[begin DATA IN THIS EXERCISE]

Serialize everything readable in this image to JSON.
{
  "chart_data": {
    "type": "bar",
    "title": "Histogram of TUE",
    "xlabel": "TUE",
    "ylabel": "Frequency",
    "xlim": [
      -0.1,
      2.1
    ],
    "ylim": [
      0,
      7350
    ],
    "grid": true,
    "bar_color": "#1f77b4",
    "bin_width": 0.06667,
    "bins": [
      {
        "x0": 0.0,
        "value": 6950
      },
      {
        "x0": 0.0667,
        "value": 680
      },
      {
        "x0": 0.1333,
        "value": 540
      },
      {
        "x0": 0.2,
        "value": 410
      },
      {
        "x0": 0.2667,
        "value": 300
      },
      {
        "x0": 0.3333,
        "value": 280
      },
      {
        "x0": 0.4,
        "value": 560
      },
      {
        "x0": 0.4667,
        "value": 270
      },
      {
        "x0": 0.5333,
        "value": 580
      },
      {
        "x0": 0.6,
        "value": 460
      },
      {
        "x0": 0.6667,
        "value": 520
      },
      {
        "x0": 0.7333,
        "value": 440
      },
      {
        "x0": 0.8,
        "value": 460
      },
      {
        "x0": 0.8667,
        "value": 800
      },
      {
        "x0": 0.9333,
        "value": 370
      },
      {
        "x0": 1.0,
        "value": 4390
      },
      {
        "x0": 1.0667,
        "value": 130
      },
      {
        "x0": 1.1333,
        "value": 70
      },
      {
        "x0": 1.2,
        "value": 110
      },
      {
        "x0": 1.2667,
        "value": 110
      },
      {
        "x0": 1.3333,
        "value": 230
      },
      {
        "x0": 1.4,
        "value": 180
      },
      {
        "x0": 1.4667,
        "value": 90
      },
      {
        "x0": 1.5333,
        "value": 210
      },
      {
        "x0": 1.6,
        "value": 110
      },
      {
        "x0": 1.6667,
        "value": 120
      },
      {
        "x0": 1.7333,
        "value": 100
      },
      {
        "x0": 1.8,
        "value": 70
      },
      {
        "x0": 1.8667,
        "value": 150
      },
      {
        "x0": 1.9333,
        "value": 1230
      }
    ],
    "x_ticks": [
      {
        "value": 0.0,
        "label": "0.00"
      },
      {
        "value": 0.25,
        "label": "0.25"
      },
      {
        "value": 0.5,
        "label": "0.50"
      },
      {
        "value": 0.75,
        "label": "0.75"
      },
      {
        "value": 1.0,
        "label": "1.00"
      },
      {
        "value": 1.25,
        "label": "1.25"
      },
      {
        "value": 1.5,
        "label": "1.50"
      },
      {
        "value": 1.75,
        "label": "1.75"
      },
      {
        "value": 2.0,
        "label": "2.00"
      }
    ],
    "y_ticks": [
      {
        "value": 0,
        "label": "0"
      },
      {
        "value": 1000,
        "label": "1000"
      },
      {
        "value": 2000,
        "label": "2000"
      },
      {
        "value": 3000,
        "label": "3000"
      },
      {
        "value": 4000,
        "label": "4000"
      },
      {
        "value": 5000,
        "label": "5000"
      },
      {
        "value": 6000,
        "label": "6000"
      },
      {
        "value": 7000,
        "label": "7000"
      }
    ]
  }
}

[end DATA IN THIS EXERCISE]

* DESCRIPTION OF THE TASK
Exactly reproduce all of the entries above.

* EXPECTED ANSWER
Serialize everything readable in this image to JSON.
{
  "chart_data": {
    "type": "bar",
    "title": "Histogram of TUE",
    "xlabel": "TUE",
    "ylabel": "Frequency",
    "xlim": [
      -0.1,
      2.1
    ],
    "ylim": [
      0,
      7350
    ],
    "grid": true,
    "bar_color": "#1f77b4",
    "bin_width": 0.06667,
    "bins": [
      {
        "x0": 0.0,
        "value": 6950
      },
      {
        "x0": 0.0667,
        "value": 680
      },
      {
        "x0": 0.1333,
        "value": 540
      },
      {
        "x0": 0.2,
        "value": 410
      },
      {
        "x0": 0.2667,
        "value": 300
      },
      {
        "x0": 0.3333,
        "value": 280
      },
      {
        "x0": 0.4,
        "value": 560
      },
      {
        "x0": 0.4667,
        "value": 270
      },
      {
        "x0": 0.5333,
        "value": 580
      },
      {
        "x0": 0.6,
        "value": 460
      },
      {
        "x0": 0.6667,
        "value": 520
      },
      {
        "x0": 0.7333,
        "value": 440
      },
      {
        "x0": 0.8,
        "value": 460
      },
      {
        "x0": 0.8667,
        "value": 800
      },
      {
        "x0": 0.9333,
        "value": 370
      },
      {
        "x0": 1.0,
        "value": 4390
      },
      {
        "x0": 1.0667,
        "value": 130
      },
      {
        "x0": 1.1333,
        "value": 70
      },
      {
        "x0": 1.2,
        "value": 110
      },
      {
        "x0": 1.2667,
        "value": 110
      },
      {
        "x0": 1.3333,
        "value": 230
      },
      {
        "x0": 1.4,
        "value": 180
      },
      {
        "x0": 1.4667,
        "value": 90
      },
      {
        "x0": 1.5333,
        "value": 210
      },
      {
        "x0": 1.6,
        "value": 110
      },
      {
        "x0": 1.6667,
        "value": 120
      },
      {
        "x0": 1.7333,
        "value": 100
      },
      {
        "x0": 1.8,
        "value": 70
      },
      {
        "x0": 1.8667,
        "value": 150
      },
      {
        "x0": 1.9333,
        "value": 1230
      }
    ],
    "x_ticks": [
      {
        "value": 0.0,
        "label": "0.00"
      },
      {
        "value": 0.25,
        "label": "0.25"
      },
      {
        "value": 0.5,
        "label": "0.50"
      },
      {
        "value": 0.75,
        "label": "0.75"
      },
      {
        "value": 1.0,
        "label": "1.00"
      },
      {
        "value": 1.25,
        "label": "1.25"
      },
      {
        "value": 1.5,
        "label": "1.50"
      },
      {
        "value": 1.75,
        "label": "1.75"
      },
      {
        "value": 2.0,
        "label": "2.00"
      }
    ],
    "y_ticks": [
      {
        "value": 0,
        "label": "0"
      },
      {
        "value": 1000,
        "label": "1000"
      },
      {
        "value": 2000,
        "label": "2000"
      },
      {
        "value": 3000,
        "label": "3000"
      },
      {
        "value": 4000,
        "label": "4000"
      },
      {
        "value": 5000,
        "label": "5000"
      },
      {
        "value": 6000,
        "label": "6000"
      },
      {
        "value": 7000,
        "label": "7000"
      }
    ]
  }
}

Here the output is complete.